[Given instruction]:
Copy out each line of the data that holds the word "看了一会儿".

[Input material]:
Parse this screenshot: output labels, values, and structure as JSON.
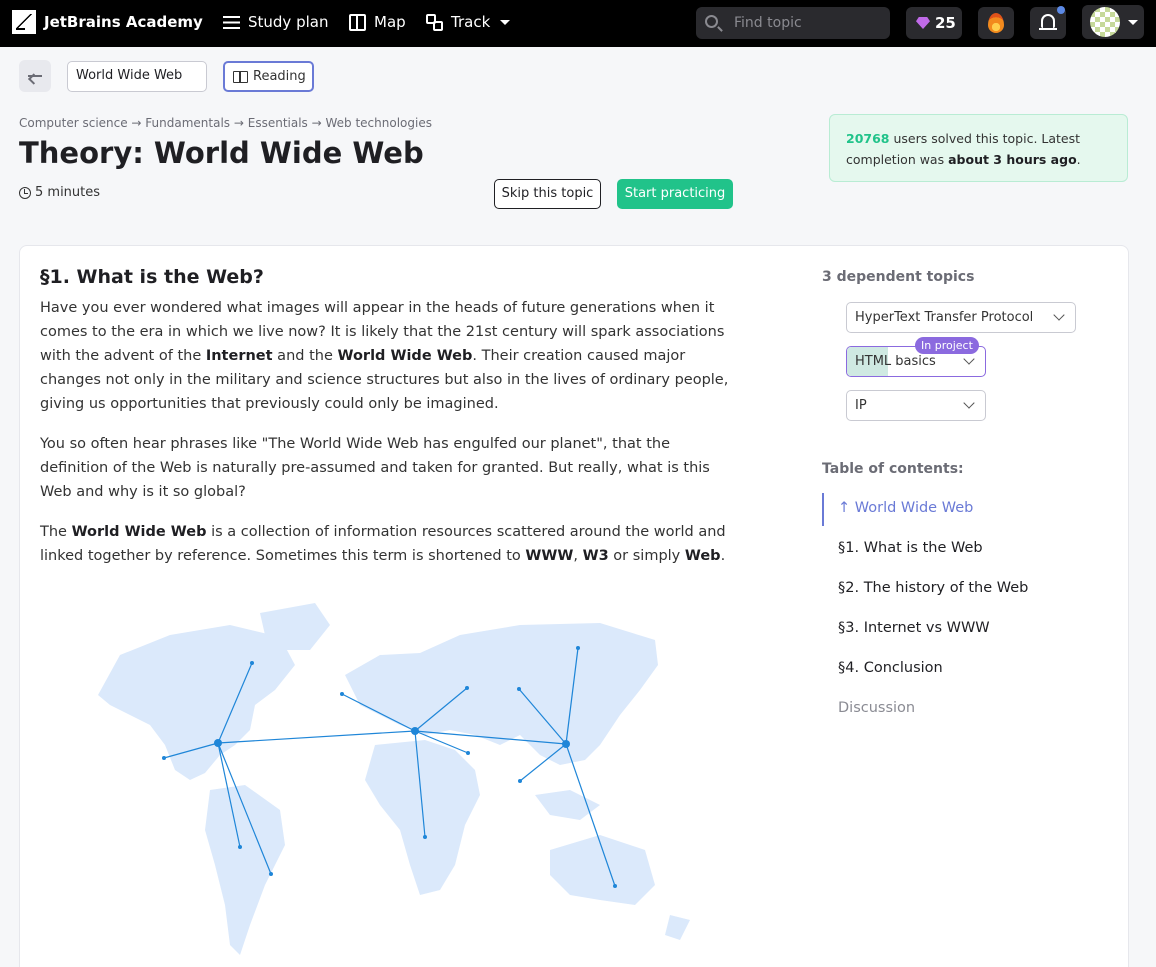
{
  "topnav": {
    "brand": "JetBrains Academy",
    "study_plan": "Study plan",
    "map": "Map",
    "track": "Track",
    "search_placeholder": "Find topic",
    "gems": "25"
  },
  "subheader": {
    "topic_field": "World Wide Web",
    "reading": "Reading"
  },
  "breadcrumb": "Computer science → Fundamentals → Essentials → Web technologies",
  "title": "Theory: World Wide Web",
  "duration": "5 minutes",
  "actions": {
    "skip": "Skip this topic",
    "start": "Start practicing"
  },
  "solved": {
    "count": "20768",
    "text1": " users solved this topic. Latest completion was ",
    "when": "about 3 hours ago",
    "text2": "."
  },
  "section": {
    "title": "§1. What is the Web?",
    "p1": [
      "Have you ever wondered what images will appear in the heads of future generations when it comes to the era in which we live now? It is likely that the 21st century will spark associations with the advent of the ",
      "Internet",
      " and the ",
      "World Wide Web",
      ". Their creation caused major changes not only in the military and science structures but also in the lives of ordinary people, giving us opportunities that previously could only be imagined."
    ],
    "p2": "You so often hear phrases like \"The World Wide Web has engulfed our planet\", that the definition of the Web is naturally pre-assumed and taken for granted. But really, what is this Web and why is it so global?",
    "p3": [
      "The ",
      "World Wide Web",
      " is a collection of information resources scattered around the world and linked together by reference. Sometimes this term is shortened to ",
      "WWW",
      ", ",
      "W3",
      " or simply ",
      "Web",
      "."
    ]
  },
  "dependent": {
    "title": "3 dependent topics",
    "items": [
      "HyperText Transfer Protocol",
      "HTML basics",
      "IP"
    ],
    "badge": "In project",
    "html_progress": 0.3
  },
  "toc": {
    "title": "Table of contents:",
    "items": [
      "↑ World Wide Web",
      "§1. What is the Web",
      "§2. The history of the Web",
      "§3. Internet vs WWW",
      "§4. Conclusion",
      "Discussion"
    ]
  },
  "colors": {
    "accent": "#21c38a",
    "link": "#6a7ad6",
    "badge": "#8b6adf",
    "map_land": "#dbe9fb",
    "map_line": "#1f86d8"
  }
}
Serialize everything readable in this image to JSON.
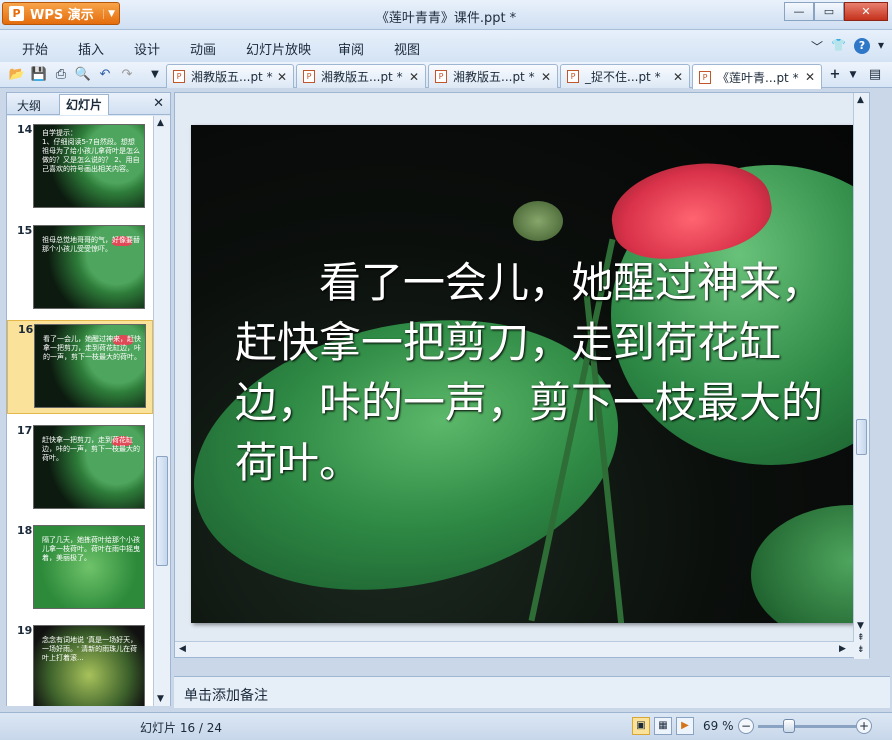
{
  "app": {
    "name": "WPS 演示",
    "window_title": "《莲叶青青》课件.ppt *"
  },
  "menu": [
    "开始",
    "插入",
    "设计",
    "动画",
    "幻灯片放映",
    "审阅",
    "视图"
  ],
  "tabs": [
    {
      "label": "湘教版五...pt *"
    },
    {
      "label": "湘教版五...pt *"
    },
    {
      "label": "湘教版五...pt *"
    },
    {
      "label": "_捉不住...pt *"
    },
    {
      "label": "《莲叶青...pt *",
      "active": true
    }
  ],
  "panel": {
    "tab_outline": "大纲",
    "tab_slides": "幻灯片"
  },
  "thumbnails": [
    {
      "num": "14",
      "text": "1、仔细阅读5-7自然段。想想祖母为了给小孩儿拿荷叶是怎么做的？又是怎么说的？ 2、用自己喜欢的符号画出相关内容。",
      "heading": "自学提示："
    },
    {
      "num": "15",
      "text": "祖母总觉地哥哥的气，好像要替那个小孩儿受受惊吓。"
    },
    {
      "num": "16",
      "text": "看了一会儿，她醒过神来，赶快拿一把剪刀，走到荷花缸边，咔的一声，剪下一枝最大的荷叶。",
      "selected": true
    },
    {
      "num": "17",
      "text": "赶快拿一把剪刀，走到荷花缸边，咔的一声，剪下一枝最大的荷叶。"
    },
    {
      "num": "18",
      "text": "隔了几天，她拣荷叶给那个小孩儿拿一枝荷叶。荷叶在雨中摇曳着，美丽极了。"
    },
    {
      "num": "19",
      "text": "念念有词地说 '真是一场好天，一场好雨。' 清新的雨珠儿在荷叶上打着滚..."
    }
  ],
  "slide": {
    "text": "看了一会儿，她醒过神来，赶快拿一把剪刀，走到荷花缸边，咔的一声，剪下一枝最大的荷叶。"
  },
  "notes_placeholder": "单击添加备注",
  "status": {
    "slide_counter": "幻灯片 16 / 24",
    "zoom": "69 %"
  }
}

[Solved problem]:
      "text": "看了一会儿，她醒过神来，赶快拿一把剪刀，走到荷花缸边，咔的一声，剪下一枝最大的荷叶。",
    "text": "看了一会儿，她醒过神来，赶快拿一把剪刀，走到荷花缸边，咔的一声，剪下一枝最大的荷叶。"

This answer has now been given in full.